*Direction*.
Each entry below is to be written out exactly, and the pictures are to be left out.
Start of Dataset content
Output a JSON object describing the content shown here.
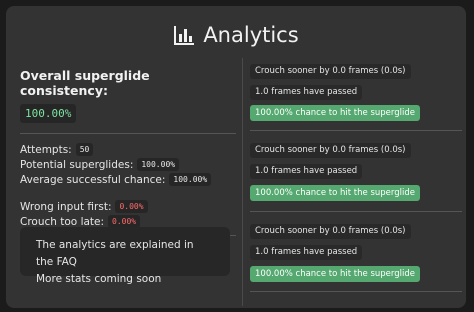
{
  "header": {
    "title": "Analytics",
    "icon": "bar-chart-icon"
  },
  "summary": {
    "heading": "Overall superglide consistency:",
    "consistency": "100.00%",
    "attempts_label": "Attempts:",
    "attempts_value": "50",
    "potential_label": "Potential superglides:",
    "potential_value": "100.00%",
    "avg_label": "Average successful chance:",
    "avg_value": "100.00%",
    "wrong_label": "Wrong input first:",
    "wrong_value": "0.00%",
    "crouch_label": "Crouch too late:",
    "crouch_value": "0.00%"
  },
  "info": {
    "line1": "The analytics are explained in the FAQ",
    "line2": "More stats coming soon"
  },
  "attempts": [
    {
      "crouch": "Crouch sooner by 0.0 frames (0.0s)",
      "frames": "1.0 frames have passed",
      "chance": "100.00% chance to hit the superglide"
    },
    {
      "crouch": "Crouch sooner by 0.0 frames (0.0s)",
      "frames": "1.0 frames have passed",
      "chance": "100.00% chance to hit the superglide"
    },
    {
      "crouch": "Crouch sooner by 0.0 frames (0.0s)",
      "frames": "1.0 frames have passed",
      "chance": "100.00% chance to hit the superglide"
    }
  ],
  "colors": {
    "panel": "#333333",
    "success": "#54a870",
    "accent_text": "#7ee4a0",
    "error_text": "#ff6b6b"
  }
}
End of Dataset content
*Result*.
Output a JSON object describing the content shown here.
{
  "header": {
    "title": "Analytics",
    "icon": "bar-chart-icon"
  },
  "summary": {
    "heading": "Overall superglide consistency:",
    "consistency": "100.00%",
    "attempts_label": "Attempts:",
    "attempts_value": "50",
    "potential_label": "Potential superglides:",
    "potential_value": "100.00%",
    "avg_label": "Average successful chance:",
    "avg_value": "100.00%",
    "wrong_label": "Wrong input first:",
    "wrong_value": "0.00%",
    "crouch_label": "Crouch too late:",
    "crouch_value": "0.00%"
  },
  "info": {
    "line1": "The analytics are explained in the FAQ",
    "line2": "More stats coming soon"
  },
  "attempts": [
    {
      "crouch": "Crouch sooner by 0.0 frames (0.0s)",
      "frames": "1.0 frames have passed",
      "chance": "100.00% chance to hit the superglide"
    },
    {
      "crouch": "Crouch sooner by 0.0 frames (0.0s)",
      "frames": "1.0 frames have passed",
      "chance": "100.00% chance to hit the superglide"
    },
    {
      "crouch": "Crouch sooner by 0.0 frames (0.0s)",
      "frames": "1.0 frames have passed",
      "chance": "100.00% chance to hit the superglide"
    }
  ],
  "colors": {
    "panel": "#333333",
    "success": "#54a870",
    "accent_text": "#7ee4a0",
    "error_text": "#ff6b6b"
  }
}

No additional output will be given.